◆ **Written request**
Copy out all the lines where "Réponse" shows up.

————

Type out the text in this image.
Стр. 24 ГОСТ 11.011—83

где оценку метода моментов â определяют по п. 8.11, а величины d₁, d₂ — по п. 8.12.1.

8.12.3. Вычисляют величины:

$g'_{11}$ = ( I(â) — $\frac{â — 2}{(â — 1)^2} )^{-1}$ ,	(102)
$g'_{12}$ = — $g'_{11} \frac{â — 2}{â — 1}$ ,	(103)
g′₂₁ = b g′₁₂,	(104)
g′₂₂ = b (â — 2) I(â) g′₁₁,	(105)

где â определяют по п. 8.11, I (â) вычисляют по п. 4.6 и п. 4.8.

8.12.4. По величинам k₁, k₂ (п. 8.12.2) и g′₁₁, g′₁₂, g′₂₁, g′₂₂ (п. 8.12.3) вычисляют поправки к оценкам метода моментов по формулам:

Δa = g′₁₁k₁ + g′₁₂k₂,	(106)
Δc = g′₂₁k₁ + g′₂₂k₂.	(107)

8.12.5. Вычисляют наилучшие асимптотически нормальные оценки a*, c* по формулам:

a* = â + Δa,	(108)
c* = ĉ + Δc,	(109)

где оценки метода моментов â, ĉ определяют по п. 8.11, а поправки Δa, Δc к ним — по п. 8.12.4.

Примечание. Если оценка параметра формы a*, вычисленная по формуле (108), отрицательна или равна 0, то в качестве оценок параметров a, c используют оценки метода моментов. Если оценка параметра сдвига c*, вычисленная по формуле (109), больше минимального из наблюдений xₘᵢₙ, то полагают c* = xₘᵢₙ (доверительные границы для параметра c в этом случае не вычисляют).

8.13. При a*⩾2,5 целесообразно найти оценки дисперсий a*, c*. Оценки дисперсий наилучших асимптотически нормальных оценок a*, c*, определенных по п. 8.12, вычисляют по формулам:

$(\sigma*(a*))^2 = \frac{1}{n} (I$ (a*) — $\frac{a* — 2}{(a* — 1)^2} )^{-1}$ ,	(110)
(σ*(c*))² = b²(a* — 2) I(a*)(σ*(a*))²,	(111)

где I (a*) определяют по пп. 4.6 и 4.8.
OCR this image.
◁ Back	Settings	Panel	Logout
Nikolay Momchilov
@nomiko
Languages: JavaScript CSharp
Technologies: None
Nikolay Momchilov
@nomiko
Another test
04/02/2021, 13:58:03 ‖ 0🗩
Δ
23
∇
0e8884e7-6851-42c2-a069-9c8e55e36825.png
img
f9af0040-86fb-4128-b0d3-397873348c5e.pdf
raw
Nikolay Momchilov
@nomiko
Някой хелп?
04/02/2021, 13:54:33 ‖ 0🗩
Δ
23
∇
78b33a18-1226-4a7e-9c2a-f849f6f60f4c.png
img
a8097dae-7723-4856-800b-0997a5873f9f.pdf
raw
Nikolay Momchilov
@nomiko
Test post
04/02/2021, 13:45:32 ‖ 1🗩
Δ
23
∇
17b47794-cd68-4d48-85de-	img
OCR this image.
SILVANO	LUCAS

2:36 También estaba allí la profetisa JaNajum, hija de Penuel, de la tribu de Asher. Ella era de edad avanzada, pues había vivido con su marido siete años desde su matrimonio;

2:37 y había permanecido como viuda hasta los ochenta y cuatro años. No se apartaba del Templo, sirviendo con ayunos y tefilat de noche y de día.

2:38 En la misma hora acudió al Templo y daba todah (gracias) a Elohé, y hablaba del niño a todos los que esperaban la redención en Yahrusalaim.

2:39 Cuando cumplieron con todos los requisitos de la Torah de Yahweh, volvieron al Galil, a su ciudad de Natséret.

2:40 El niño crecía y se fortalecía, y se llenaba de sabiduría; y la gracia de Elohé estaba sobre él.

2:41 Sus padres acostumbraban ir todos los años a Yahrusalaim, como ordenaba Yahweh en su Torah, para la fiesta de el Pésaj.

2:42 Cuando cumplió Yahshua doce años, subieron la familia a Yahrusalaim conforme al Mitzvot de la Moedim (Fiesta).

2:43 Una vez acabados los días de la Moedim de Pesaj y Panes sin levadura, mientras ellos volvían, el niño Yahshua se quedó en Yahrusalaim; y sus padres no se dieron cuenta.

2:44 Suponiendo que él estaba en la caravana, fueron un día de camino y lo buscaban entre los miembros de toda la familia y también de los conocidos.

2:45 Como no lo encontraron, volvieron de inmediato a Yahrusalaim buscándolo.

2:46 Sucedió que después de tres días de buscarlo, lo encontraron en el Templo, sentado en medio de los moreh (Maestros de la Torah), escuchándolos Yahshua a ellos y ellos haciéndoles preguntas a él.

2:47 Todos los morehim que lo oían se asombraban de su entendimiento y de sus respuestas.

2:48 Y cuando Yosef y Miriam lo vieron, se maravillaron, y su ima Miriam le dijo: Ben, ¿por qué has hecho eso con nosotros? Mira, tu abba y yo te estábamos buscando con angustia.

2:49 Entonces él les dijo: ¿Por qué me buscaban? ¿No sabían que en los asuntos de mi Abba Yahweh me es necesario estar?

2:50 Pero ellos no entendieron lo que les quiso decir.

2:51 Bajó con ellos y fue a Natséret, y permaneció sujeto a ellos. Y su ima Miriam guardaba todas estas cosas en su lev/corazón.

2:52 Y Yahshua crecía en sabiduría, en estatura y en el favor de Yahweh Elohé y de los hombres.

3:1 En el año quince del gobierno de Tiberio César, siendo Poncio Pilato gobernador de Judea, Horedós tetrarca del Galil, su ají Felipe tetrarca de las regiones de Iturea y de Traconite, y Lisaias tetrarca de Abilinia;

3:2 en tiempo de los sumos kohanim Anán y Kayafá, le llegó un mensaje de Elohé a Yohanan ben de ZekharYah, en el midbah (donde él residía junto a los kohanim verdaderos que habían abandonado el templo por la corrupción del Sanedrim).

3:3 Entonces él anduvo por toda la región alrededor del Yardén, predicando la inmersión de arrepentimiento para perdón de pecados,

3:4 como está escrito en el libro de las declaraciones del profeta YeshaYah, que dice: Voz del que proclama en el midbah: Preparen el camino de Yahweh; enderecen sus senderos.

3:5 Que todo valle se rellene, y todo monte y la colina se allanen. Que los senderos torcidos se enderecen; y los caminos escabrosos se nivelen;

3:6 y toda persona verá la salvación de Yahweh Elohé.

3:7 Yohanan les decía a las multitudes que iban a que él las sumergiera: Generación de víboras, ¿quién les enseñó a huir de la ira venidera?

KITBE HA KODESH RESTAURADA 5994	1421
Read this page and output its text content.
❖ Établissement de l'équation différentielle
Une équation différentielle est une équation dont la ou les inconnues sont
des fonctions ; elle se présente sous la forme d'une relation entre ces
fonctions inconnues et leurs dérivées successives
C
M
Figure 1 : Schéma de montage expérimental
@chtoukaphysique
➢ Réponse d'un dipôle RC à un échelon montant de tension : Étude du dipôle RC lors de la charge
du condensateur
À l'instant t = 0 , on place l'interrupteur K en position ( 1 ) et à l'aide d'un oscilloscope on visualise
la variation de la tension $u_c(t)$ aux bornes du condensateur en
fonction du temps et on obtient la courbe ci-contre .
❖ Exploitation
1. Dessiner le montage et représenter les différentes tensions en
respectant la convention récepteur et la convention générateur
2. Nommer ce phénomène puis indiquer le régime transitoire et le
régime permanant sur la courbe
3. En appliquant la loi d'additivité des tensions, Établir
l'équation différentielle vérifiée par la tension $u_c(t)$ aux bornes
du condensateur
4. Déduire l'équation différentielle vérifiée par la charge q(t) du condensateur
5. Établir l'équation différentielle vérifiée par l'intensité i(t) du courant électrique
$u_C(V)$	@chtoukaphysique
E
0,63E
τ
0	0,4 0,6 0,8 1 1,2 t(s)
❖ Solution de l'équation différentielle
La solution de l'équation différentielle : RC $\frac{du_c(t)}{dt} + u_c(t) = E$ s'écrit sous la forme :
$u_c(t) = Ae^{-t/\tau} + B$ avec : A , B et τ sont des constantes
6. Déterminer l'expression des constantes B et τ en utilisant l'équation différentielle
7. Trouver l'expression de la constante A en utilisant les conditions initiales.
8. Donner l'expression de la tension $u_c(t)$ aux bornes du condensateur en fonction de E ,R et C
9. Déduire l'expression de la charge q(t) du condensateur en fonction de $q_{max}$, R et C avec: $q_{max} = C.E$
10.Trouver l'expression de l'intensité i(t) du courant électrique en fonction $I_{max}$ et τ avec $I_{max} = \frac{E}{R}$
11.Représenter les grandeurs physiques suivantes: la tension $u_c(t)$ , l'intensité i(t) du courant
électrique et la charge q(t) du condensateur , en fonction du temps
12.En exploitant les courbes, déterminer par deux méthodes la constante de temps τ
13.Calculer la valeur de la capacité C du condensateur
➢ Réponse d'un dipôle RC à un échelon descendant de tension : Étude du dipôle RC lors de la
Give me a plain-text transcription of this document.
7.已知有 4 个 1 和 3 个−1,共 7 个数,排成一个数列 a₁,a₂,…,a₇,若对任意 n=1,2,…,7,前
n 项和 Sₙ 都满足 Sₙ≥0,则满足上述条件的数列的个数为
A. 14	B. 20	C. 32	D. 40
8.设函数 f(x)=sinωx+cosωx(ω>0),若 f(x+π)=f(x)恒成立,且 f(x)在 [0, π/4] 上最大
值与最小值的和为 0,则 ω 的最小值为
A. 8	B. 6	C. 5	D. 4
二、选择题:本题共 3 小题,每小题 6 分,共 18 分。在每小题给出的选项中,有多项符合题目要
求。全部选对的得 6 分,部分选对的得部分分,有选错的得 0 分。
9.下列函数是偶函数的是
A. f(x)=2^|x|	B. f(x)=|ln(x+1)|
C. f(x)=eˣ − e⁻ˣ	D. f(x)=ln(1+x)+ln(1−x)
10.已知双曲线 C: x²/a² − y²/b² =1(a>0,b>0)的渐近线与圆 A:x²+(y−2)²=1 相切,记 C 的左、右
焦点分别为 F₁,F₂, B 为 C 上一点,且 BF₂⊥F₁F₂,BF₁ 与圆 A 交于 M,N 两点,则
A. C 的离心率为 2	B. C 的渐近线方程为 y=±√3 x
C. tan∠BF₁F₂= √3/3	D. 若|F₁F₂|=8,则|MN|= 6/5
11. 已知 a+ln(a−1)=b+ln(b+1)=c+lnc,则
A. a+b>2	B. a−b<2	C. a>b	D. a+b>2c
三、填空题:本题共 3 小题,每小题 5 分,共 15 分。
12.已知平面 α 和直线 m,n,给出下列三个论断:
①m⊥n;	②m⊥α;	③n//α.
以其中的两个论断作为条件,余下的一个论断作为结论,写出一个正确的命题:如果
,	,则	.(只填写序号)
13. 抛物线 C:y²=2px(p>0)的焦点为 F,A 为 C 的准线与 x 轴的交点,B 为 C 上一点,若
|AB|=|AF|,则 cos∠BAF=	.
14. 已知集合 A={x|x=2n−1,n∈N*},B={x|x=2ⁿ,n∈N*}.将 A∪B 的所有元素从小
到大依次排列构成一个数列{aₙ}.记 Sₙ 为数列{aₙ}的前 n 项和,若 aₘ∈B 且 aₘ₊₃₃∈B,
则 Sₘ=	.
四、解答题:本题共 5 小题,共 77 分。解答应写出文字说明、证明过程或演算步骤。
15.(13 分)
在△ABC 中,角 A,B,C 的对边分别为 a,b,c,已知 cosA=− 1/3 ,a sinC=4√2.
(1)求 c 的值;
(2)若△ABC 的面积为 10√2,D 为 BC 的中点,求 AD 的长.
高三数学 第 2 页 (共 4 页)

————

◆ **Exercise response**
➢ Réponse d'un dipôle RC à un échelon montant de tension : Étude du dipôle RC lors de la charge
➢ Réponse d'un dipôle RC à un échelon descendant de tension : Étude du dipôle RC lors de la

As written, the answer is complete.